#### [Aim]
Lift out each line of the data that holds "读图可知".

[Recorded data]
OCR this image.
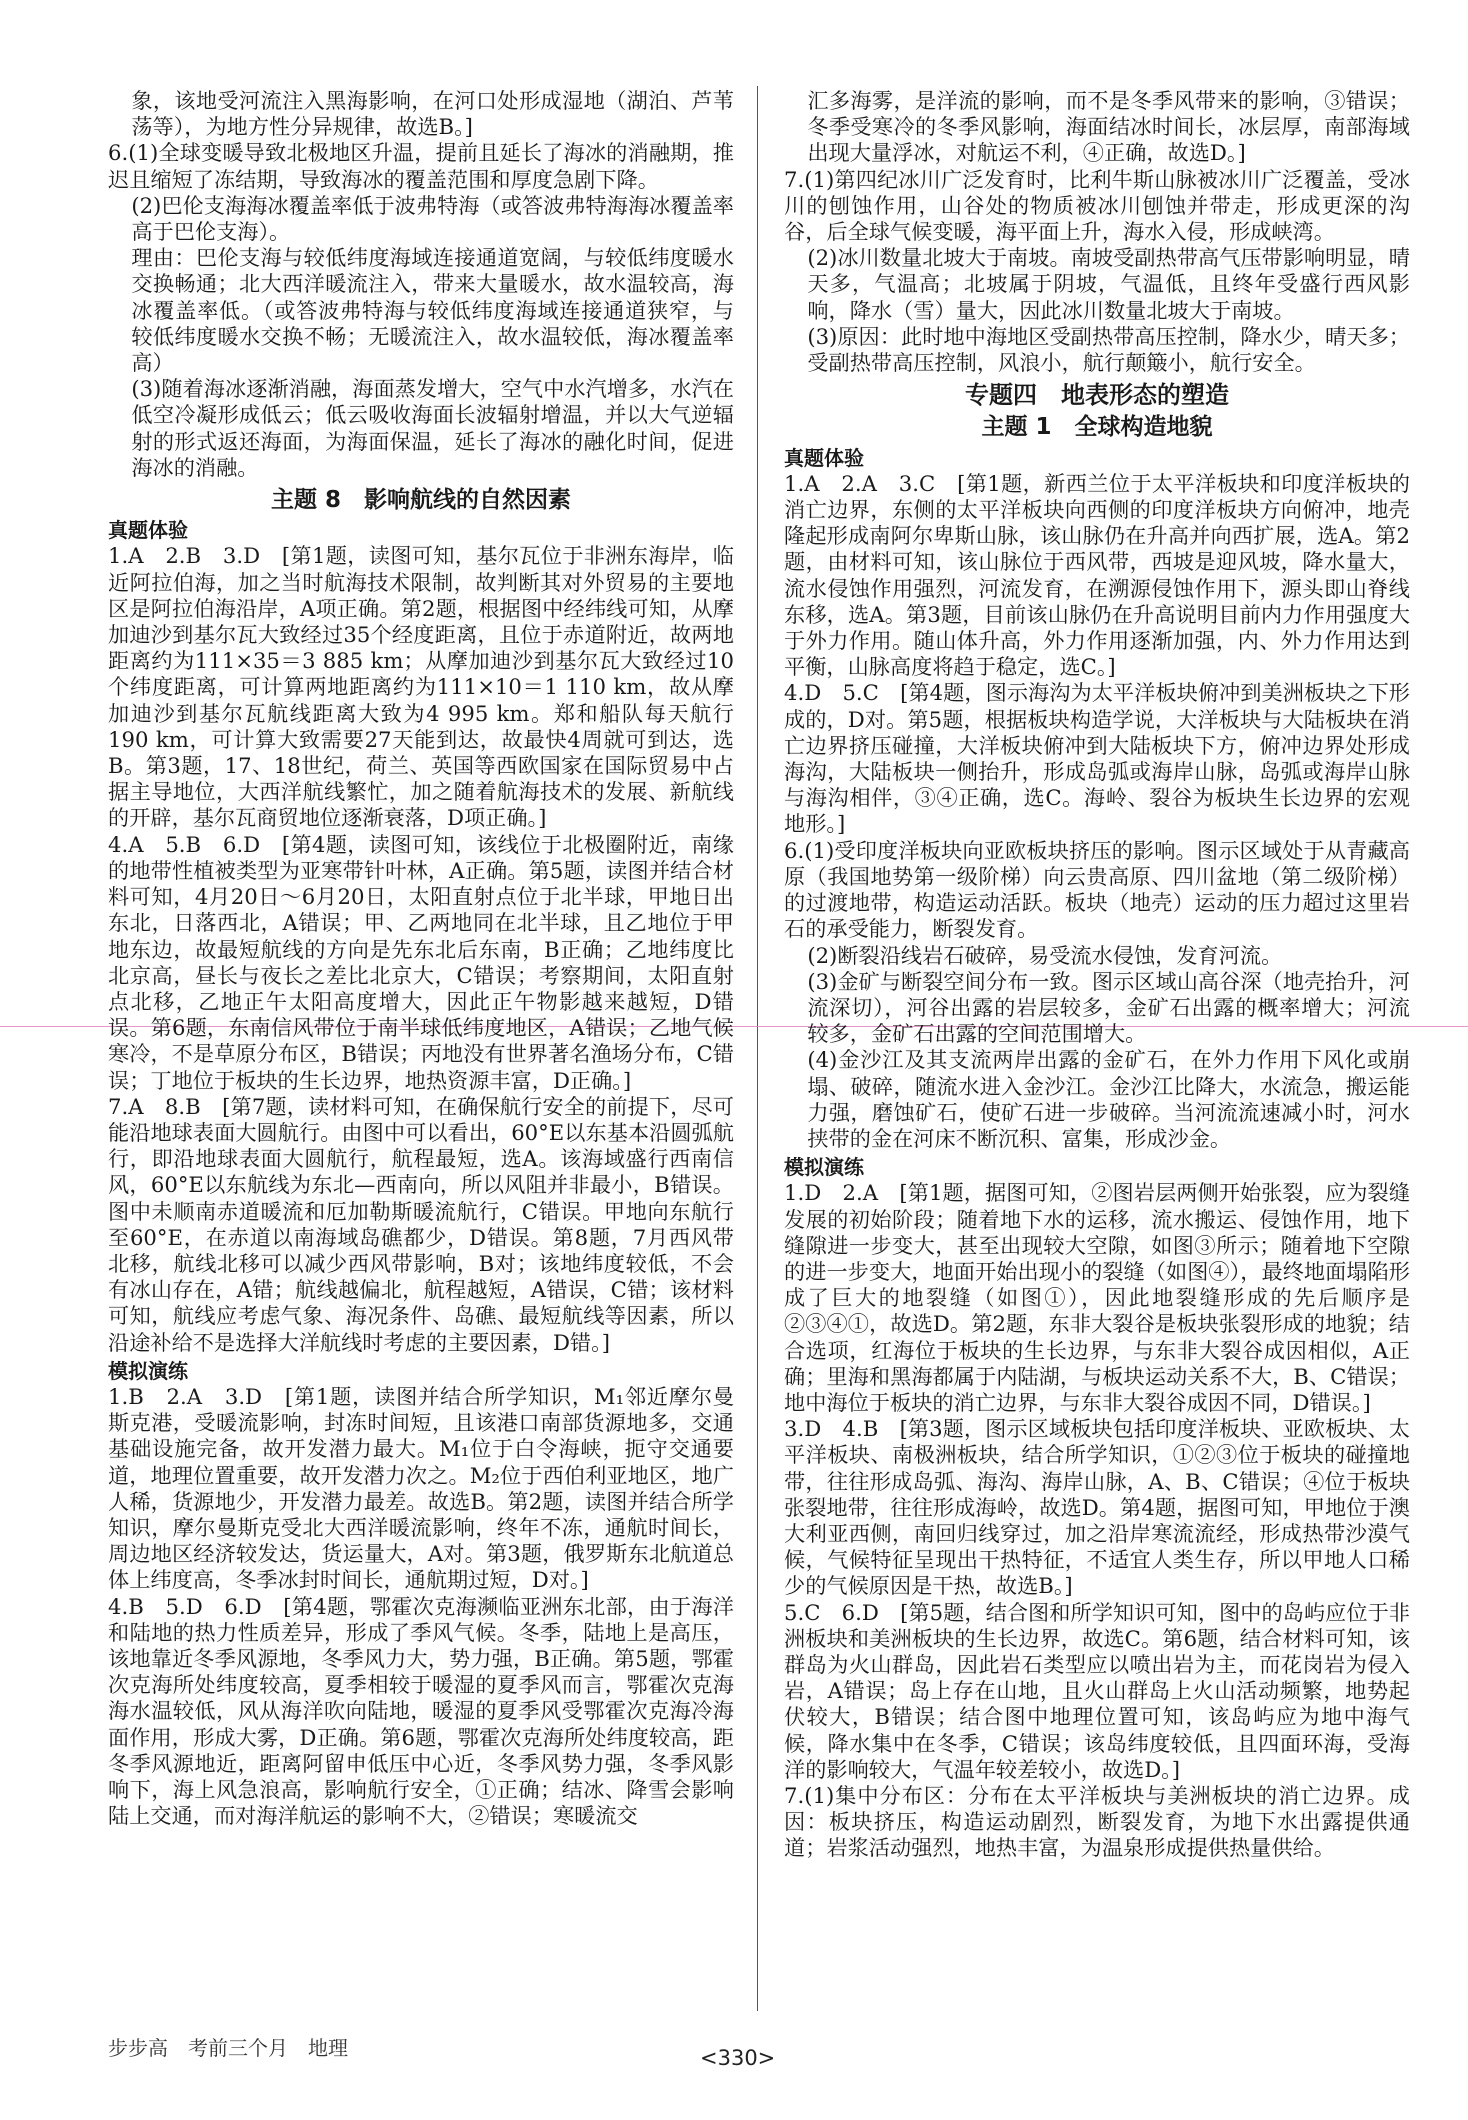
象，该地受河流注入黑海影响，在河口处形成湿地（湖泊、芦苇荡等），为地方性分异规律，故选B。]

6.(1)全球变暖导致北极地区升温，提前且延长了海冰的消融期，推迟且缩短了冻结期，导致海冰的覆盖范围和厚度急剧下降。

(2)巴伦支海海冰覆盖率低于波弗特海（或答波弗特海海冰覆盖率高于巴伦支海）。

理由：巴伦支海与较低纬度海域连接通道宽阔，与较低纬度暖水交换畅通；北大西洋暖流注入，带来大量暖水，故水温较高，海冰覆盖率低。（或答波弗特海与较低纬度海域连接通道狭窄，与较低纬度暖水交换不畅；无暖流注入，故水温较低，海冰覆盖率高）

(3)随着海冰逐渐消融，海面蒸发增大，空气中水汽增多，水汽在低空冷凝形成低云；低云吸收海面长波辐射增温，并以大气逆辐射的形式返还海面，为海面保温，延长了海冰的融化时间，促进海冰的消融。

主题 8　影响航线的自然因素
真题体验

1.A　2.B　3.D　[第1题，读图可知，基尔瓦位于非洲东海岸，临近阿拉伯海，加之当时航海技术限制，故判断其对外贸易的主要地区是阿拉伯海沿岸，A项正确。第2题，根据图中经纬线可知，从摩加迪沙到基尔瓦大致经过35个经度距离，且位于赤道附近，故两地距离约为111×35＝3 885 km；从摩加迪沙到基尔瓦大致经过10个纬度距离，可计算两地距离约为111×10＝1 110 km，故从摩加迪沙到基尔瓦航线距离大致为4 995 km。郑和船队每天航行190 km，可计算大致需要27天能到达，故最快4周就可到达，选B。第3题，17、18世纪，荷兰、英国等西欧国家在国际贸易中占据主导地位，大西洋航线繁忙，加之随着航海技术的发展、新航线的开辟，基尔瓦商贸地位逐渐衰落，D项正确。]

4.A　5.B　6.D　[第4题，读图可知，该线位于北极圈附近，南缘的地带性植被类型为亚寒带针叶林，A正确。第5题，读图并结合材料可知，4月20日～6月20日，太阳直射点位于北半球，甲地日出东北，日落西北，A错误；甲、乙两地同在北半球，且乙地位于甲地东边，故最短航线的方向是先东北后东南，B正确；乙地纬度比北京高，昼长与夜长之差比北京大，C错误；考察期间，太阳直射点北移，乙地正午太阳高度增大，因此正午物影越来越短，D错误。第6题，东南信风带位于南半球低纬度地区，A错误；乙地气候寒冷，不是草原分布区，B错误；丙地没有世界著名渔场分布，C错误；丁地位于板块的生长边界，地热资源丰富，D正确。]

7.A　8.B　[第7题，读材料可知，在确保航行安全的前提下，尽可能沿地球表面大圆航行。由图中可以看出，60°E以东基本沿圆弧航行，即沿地球表面大圆航行，航程最短，选A。该海域盛行西南信风，60°E以东航线为东北—西南向，所以风阻并非最小，B错误。图中未顺南赤道暖流和厄加勒斯暖流航行，C错误。甲地向东航行至60°E，在赤道以南海域岛礁都少，D错误。第8题，7月西风带北移，航线北移可以减少西风带影响，B对；该地纬度较低，不会有冰山存在，A错；航线越偏北，航程越短，A错误，C错；该材料可知，航线应考虑气象、海况条件、岛礁、最短航线等因素，所以沿途补给不是选择大洋航线时考虑的主要因素，D错。]

模拟演练

1.B　2.A　3.D　[第1题，读图并结合所学知识，M₁邻近摩尔曼斯克港，受暖流影响，封冻时间短，且该港口南部货源地多，交通基础设施完备，故开发潜力最大。M₁位于白令海峡，扼守交通要道，地理位置重要，故开发潜力次之。M₂位于西伯利亚地区，地广人稀，货源地少，开发潜力最差。故选B。第2题，读图并结合所学知识，摩尔曼斯克受北大西洋暖流影响，终年不冻，通航时间长，周边地区经济较发达，货运量大，A对。第3题，俄罗斯东北航道总体上纬度高，冬季冰封时间长，通航期过短，D对。]

4.B　5.D　6.D　[第4题，鄂霍次克海濒临亚洲东北部，由于海洋和陆地的热力性质差异，形成了季风气候。冬季，陆地上是高压，该地靠近冬季风源地，冬季风力大，势力强，B正确。第5题，鄂霍次克海所处纬度较高，夏季相较于暖湿的夏季风而言，鄂霍次克海海水温较低，风从海洋吹向陆地，暖湿的夏季风受鄂霍次克海冷海面作用，形成大雾，D正确。第6题，鄂霍次克海所处纬度较高，距冬季风源地近，距离阿留申低压中心近，冬季风势力强，冬季风影响下，海上风急浪高，影响航行安全，①正确；结冰、降雪会影响陆上交通，而对海洋航运的影响不大，②错误；寒暖流交

汇多海雾，是洋流的影响，而不是冬季风带来的影响，③错误；冬季受寒冷的冬季风影响，海面结冰时间长，冰层厚，南部海域出现大量浮冰，对航运不利，④正确，故选D。]

7.(1)第四纪冰川广泛发育时，比利牛斯山脉被冰川广泛覆盖，受冰川的刨蚀作用，山谷处的物质被冰川刨蚀并带走，形成更深的沟谷，后全球气候变暖，海平面上升，海水入侵，形成峡湾。

(2)冰川数量北坡大于南坡。南坡受副热带高气压带影响明显，晴天多，气温高；北坡属于阴坡，气温低，且终年受盛行西风影响，降水（雪）量大，因此冰川数量北坡大于南坡。

(3)原因：此时地中海地区受副热带高压控制，降水少，晴天多；受副热带高压控制，风浪小，航行颠簸小，航行安全。

专题四　地表形态的塑造
主题 1　全球构造地貌
真题体验

1.A　2.A　3.C　[第1题，新西兰位于太平洋板块和印度洋板块的消亡边界，东侧的太平洋板块向西侧的印度洋板块方向俯冲，地壳隆起形成南阿尔卑斯山脉，该山脉仍在升高并向西扩展，选A。第2题，由材料可知，该山脉位于西风带，西坡是迎风坡，降水量大，流水侵蚀作用强烈，河流发育，在溯源侵蚀作用下，源头即山脊线东移，选A。第3题，目前该山脉仍在升高说明目前内力作用强度大于外力作用。随山体升高，外力作用逐渐加强，内、外力作用达到平衡，山脉高度将趋于稳定，选C。]

4.D　5.C　[第4题，图示海沟为太平洋板块俯冲到美洲板块之下形成的，D对。第5题，根据板块构造学说，大洋板块与大陆板块在消亡边界挤压碰撞，大洋板块俯冲到大陆板块下方，俯冲边界处形成海沟，大陆板块一侧抬升，形成岛弧或海岸山脉，岛弧或海岸山脉与海沟相伴，③④正确，选C。海岭、裂谷为板块生长边界的宏观地形。]

6.(1)受印度洋板块向亚欧板块挤压的影响。图示区域处于从青藏高原（我国地势第一级阶梯）向云贵高原、四川盆地（第二级阶梯）的过渡地带，构造运动活跃。板块（地壳）运动的压力超过这里岩石的承受能力，断裂发育。

(2)断裂沿线岩石破碎，易受流水侵蚀，发育河流。

(3)金矿与断裂空间分布一致。图示区域山高谷深（地壳抬升，河流深切），河谷出露的岩层较多，金矿石出露的概率增大；河流较多，金矿石出露的空间范围增大。

(4)金沙江及其支流两岸出露的金矿石，在外力作用下风化或崩塌、破碎，随流水进入金沙江。金沙江比降大，水流急，搬运能力强，磨蚀矿石，使矿石进一步破碎。当河流流速减小时，河水挟带的金在河床不断沉积、富集，形成沙金。

模拟演练

1.D　2.A　[第1题，据图可知，②图岩层两侧开始张裂，应为裂缝发展的初始阶段；随着地下水的运移，流水搬运、侵蚀作用，地下缝隙进一步变大，甚至出现较大空隙，如图③所示；随着地下空隙的进一步变大，地面开始出现小的裂缝（如图④），最终地面塌陷形成了巨大的地裂缝（如图①），因此地裂缝形成的先后顺序是②③④①，故选D。第2题，东非大裂谷是板块张裂形成的地貌；结合选项，红海位于板块的生长边界，与东非大裂谷成因相似，A正确；里海和黑海都属于内陆湖，与板块运动关系不大，B、C错误；地中海位于板块的消亡边界，与东非大裂谷成因不同，D错误。]

3.D　4.B　[第3题，图示区域板块包括印度洋板块、亚欧板块、太平洋板块、南极洲板块，结合所学知识，①②③位于板块的碰撞地带，往往形成岛弧、海沟、海岸山脉，A、B、C错误；④位于板块张裂地带，往往形成海岭，故选D。第4题，据图可知，甲地位于澳大利亚西侧，南回归线穿过，加之沿岸寒流流经，形成热带沙漠气候，气候特征呈现出干热特征，不适宜人类生存，所以甲地人口稀少的气候原因是干热，故选B。]

5.C　6.D　[第5题，结合图和所学知识可知，图中的岛屿应位于非洲板块和美洲板块的生长边界，故选C。第6题，结合材料可知，该群岛为火山群岛，因此岩石类型应以喷出岩为主，而花岗岩为侵入岩，A错误；岛上存在山地，且火山群岛上火山活动频繁，地势起伏较大，B错误；结合图中地理位置可知，该岛屿应为地中海气候，降水集中在冬季，C错误；该岛纬度较低，且四面环海，受海洋的影响较大，气温年较差较小，故选D。]

7.(1)集中分布区：分布在太平洋板块与美洲板块的消亡边界。成因：板块挤压，构造运动剧烈，断裂发育，为地下水出露提供通道；岩浆活动强烈，地热丰富，为温泉形成提供热量供给。

步步高　考前三个月　地理	<330>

#### [Task answer]
1.A　2.B　3.D　[第1题，读图可知，基尔瓦位于非洲东海岸，临近阿拉伯海，加之当时航海技术限制，故判断其对外贸易的主要地区是阿拉伯海沿岸，A项正确。第2题，根据图中经纬线可知，从摩加迪沙到基尔瓦大致经过35个经度距离，且位于赤道附近，故两地距离约为111×35＝3 885 km；从摩加迪沙到基尔瓦大致经过10个纬度距离，可计算两地距离约为111×10＝1 110 km，故从摩加迪沙到基尔瓦航线距离大致为4 995 km。郑和船队每天航行190 km，可计算大致需要27天能到达，故最快4周就可到达，选B。第3题，17、18世纪，荷兰、英国等西欧国家在国际贸易中占据主导地位，大西洋航线繁忙，加之随着航海技术的发展、新航线的开辟，基尔瓦商贸地位逐渐衰落，D项正确。]
4.A　5.B　6.D　[第4题，读图可知，该线位于北极圈附近，南缘的地带性植被类型为亚寒带针叶林，A正确。第5题，读图并结合材料可知，4月20日～6月20日，太阳直射点位于北半球，甲地日出东北，日落西北，A错误；甲、乙两地同在北半球，且乙地位于甲地东边，故最短航线的方向是先东北后东南，B正确；乙地纬度比北京高，昼长与夜长之差比北京大，C错误；考察期间，太阳直射点北移，乙地正午太阳高度增大，因此正午物影越来越短，D错误。第6题，东南信风带位于南半球低纬度地区，A错误；乙地气候寒冷，不是草原分布区，B错误；丙地没有世界著名渔场分布，C错误；丁地位于板块的生长边界，地热资源丰富，D正确。]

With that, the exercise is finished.